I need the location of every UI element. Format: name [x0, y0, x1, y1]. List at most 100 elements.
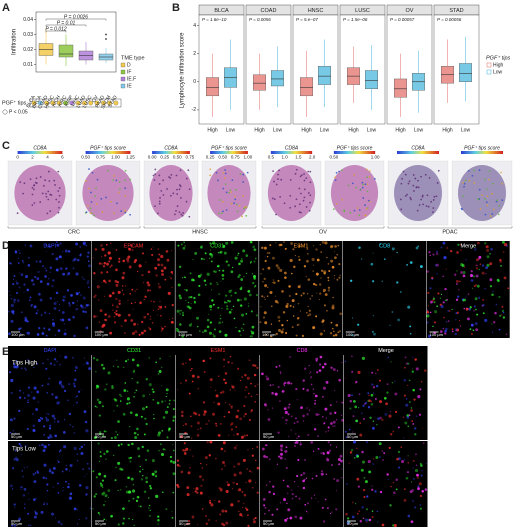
- signal: [43, 434, 45, 436]
- signal: [181, 362, 185, 366]
- signal: [397, 466, 401, 469]
- spot: [361, 181, 364, 184]
- signal: [172, 419, 175, 422]
- signal: [256, 394, 258, 396]
- signal: [400, 446, 403, 448]
- panel-label: D: [2, 240, 10, 252]
- signal: [485, 266, 489, 270]
- signal: [198, 330, 201, 332]
- signal: [122, 293, 125, 296]
- signal: [329, 404, 332, 407]
- signal: [221, 307, 223, 310]
- signal: [470, 279, 474, 282]
- signal: [176, 463, 180, 467]
- signal: [163, 266, 167, 270]
- spot: [47, 170, 50, 173]
- signal: [64, 355, 68, 359]
- spot: [298, 211, 301, 213]
- signal: [72, 315, 75, 319]
- signal: [341, 361, 343, 364]
- signal: [277, 279, 280, 282]
- signal: [197, 387, 199, 390]
- signal: [222, 358, 226, 361]
- channel-label: CD8: [379, 243, 390, 249]
- signal: [320, 472, 324, 476]
- tips-dot: [63, 100, 68, 106]
- spot: [242, 195, 244, 197]
- spot: [273, 180, 275, 183]
- signal: [430, 300, 433, 304]
- signal: [206, 325, 210, 329]
- signal: [33, 366, 35, 369]
- micrograph: [176, 355, 260, 440]
- spot: [436, 182, 439, 184]
- signal: [125, 285, 127, 287]
- signal: [463, 298, 467, 302]
- signal: [388, 414, 392, 418]
- signal: [371, 515, 374, 518]
- signal: [172, 317, 174, 319]
- signal: [486, 255, 490, 259]
- signal: [279, 452, 284, 456]
- signal: [95, 493, 98, 496]
- spot: [462, 195, 464, 198]
- signal: [333, 274, 336, 277]
- signal: [17, 365, 19, 367]
- signal: [64, 299, 66, 301]
- signal: [203, 410, 207, 414]
- signal: [181, 414, 184, 418]
- signal: [27, 359, 29, 361]
- signal: [196, 325, 199, 328]
- legend-label: IE.F: [127, 76, 136, 82]
- signal: [21, 260, 24, 262]
- signal: [23, 487, 27, 491]
- y-tick-label: -2: [192, 107, 197, 113]
- signal: [194, 252, 198, 255]
- spot: [432, 199, 435, 201]
- signal: [212, 241, 216, 245]
- signal: [105, 458, 107, 460]
- signal: [307, 278, 311, 281]
- signal: [84, 307, 86, 309]
- signal: [459, 325, 461, 327]
- spot: [181, 214, 184, 217]
- signal: [429, 311, 432, 314]
- spot: [220, 212, 223, 215]
- signal: [340, 414, 343, 416]
- signal: [294, 515, 298, 519]
- signal: [459, 280, 461, 283]
- signal: [74, 366, 78, 369]
- signal: [22, 392, 25, 394]
- signal: [279, 268, 283, 273]
- signal: [240, 313, 245, 317]
- spot: [477, 198, 479, 201]
- box: [394, 78, 408, 98]
- signal: [489, 278, 493, 282]
- signal: [315, 497, 317, 499]
- signal: [358, 393, 361, 396]
- signal: [151, 459, 155, 463]
- signal: [45, 250, 47, 253]
- signal: [45, 418, 50, 422]
- signal: [295, 440, 299, 444]
- signal: [484, 287, 487, 290]
- signal: [64, 480, 67, 483]
- signal: [391, 381, 394, 384]
- signal: [326, 458, 330, 462]
- signal: [282, 416, 284, 419]
- signal: [33, 515, 37, 519]
- signal: [435, 263, 439, 267]
- signal: [13, 503, 16, 506]
- signal: [103, 518, 106, 521]
- signal: [385, 402, 388, 406]
- signal: [247, 392, 250, 395]
- signal: [439, 330, 443, 333]
- signal: [321, 320, 324, 324]
- signal: [232, 481, 235, 484]
- signal: [321, 365, 325, 369]
- signal: [201, 508, 204, 510]
- signal: [158, 370, 162, 374]
- signal: [399, 290, 402, 293]
- signal: [53, 421, 56, 423]
- signal: [367, 406, 371, 409]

# [WHAT THIS TASK INVOLVES]
Reproduce every line of the data above without any changes, leaving out the picture.

# [IN RESPONSE]
I need the location of every UI element. Format: name [x0, y0, x1, y1]. List at most 100 elements.
- signal: [43, 434, 45, 436]
- signal: [181, 362, 185, 366]
- signal: [397, 466, 401, 469]
- spot: [361, 181, 364, 184]
- signal: [172, 419, 175, 422]
- signal: [256, 394, 258, 396]
- signal: [400, 446, 403, 448]
- panel-label: D: [2, 240, 10, 252]
- signal: [485, 266, 489, 270]
- signal: [198, 330, 201, 332]
- signal: [122, 293, 125, 296]
- signal: [329, 404, 332, 407]
- signal: [221, 307, 223, 310]
- signal: [470, 279, 474, 282]
- signal: [176, 463, 180, 467]
- signal: [163, 266, 167, 270]
- spot: [47, 170, 50, 173]
- signal: [64, 355, 68, 359]
- spot: [298, 211, 301, 213]
- signal: [72, 315, 75, 319]
- signal: [341, 361, 343, 364]
- signal: [277, 279, 280, 282]
- signal: [197, 387, 199, 390]
- signal: [222, 358, 226, 361]
- channel-label: CD8: [379, 243, 390, 249]
- signal: [320, 472, 324, 476]
- tips-dot: [63, 100, 68, 106]
- spot: [242, 195, 244, 197]
- spot: [273, 180, 275, 183]
- signal: [430, 300, 433, 304]
- signal: [206, 325, 210, 329]
- signal: [33, 366, 35, 369]
- micrograph: [176, 355, 260, 440]
- spot: [436, 182, 439, 184]
- signal: [125, 285, 127, 287]
- signal: [463, 298, 467, 302]
- signal: [388, 414, 392, 418]
- signal: [371, 515, 374, 518]
- signal: [172, 317, 174, 319]
- signal: [486, 255, 490, 259]
- signal: [279, 452, 284, 456]
- signal: [95, 493, 98, 496]
- spot: [462, 195, 464, 198]
- signal: [333, 274, 336, 277]
- signal: [17, 365, 19, 367]
- signal: [64, 299, 66, 301]
- signal: [203, 410, 207, 414]
- signal: [181, 414, 184, 418]
- signal: [27, 359, 29, 361]
- signal: [196, 325, 199, 328]
- legend-label: IE.F: [127, 76, 136, 82]
- signal: [21, 260, 24, 262]
- signal: [23, 487, 27, 491]
- y-tick-label: -2: [192, 107, 197, 113]
- signal: [194, 252, 198, 255]
- spot: [432, 199, 435, 201]
- signal: [212, 241, 216, 245]
- signal: [105, 458, 107, 460]
- signal: [307, 278, 311, 281]
- signal: [84, 307, 86, 309]
- signal: [459, 325, 461, 327]
- spot: [181, 214, 184, 217]
- signal: [429, 311, 432, 314]
- spot: [220, 212, 223, 215]
- signal: [340, 414, 343, 416]
- signal: [294, 515, 298, 519]
- signal: [459, 280, 461, 283]
- signal: [74, 366, 78, 369]
- signal: [22, 392, 25, 394]
- signal: [279, 268, 283, 273]
- signal: [240, 313, 245, 317]
- spot: [477, 198, 479, 201]
- box: [394, 78, 408, 98]
- signal: [489, 278, 493, 282]
- signal: [315, 497, 317, 499]
- signal: [358, 393, 361, 396]
- signal: [151, 459, 155, 463]
- signal: [45, 250, 47, 253]
- signal: [45, 418, 50, 422]
- signal: [295, 440, 299, 444]
- signal: [484, 287, 487, 290]
- signal: [64, 480, 67, 483]
- signal: [391, 381, 394, 384]
- signal: [326, 458, 330, 462]
- signal: [282, 416, 284, 419]
- signal: [33, 515, 37, 519]
- signal: [435, 263, 439, 267]
- signal: [13, 503, 16, 506]
- signal: [103, 518, 106, 521]
- signal: [385, 402, 388, 406]
- signal: [247, 392, 250, 395]
- signal: [439, 330, 443, 333]
- signal: [321, 320, 324, 324]
- signal: [232, 481, 235, 484]
- signal: [321, 365, 325, 369]
- signal: [201, 508, 204, 510]
- signal: [158, 370, 162, 374]
- signal: [399, 290, 402, 293]
- signal: [53, 421, 56, 423]
- signal: [367, 406, 371, 409]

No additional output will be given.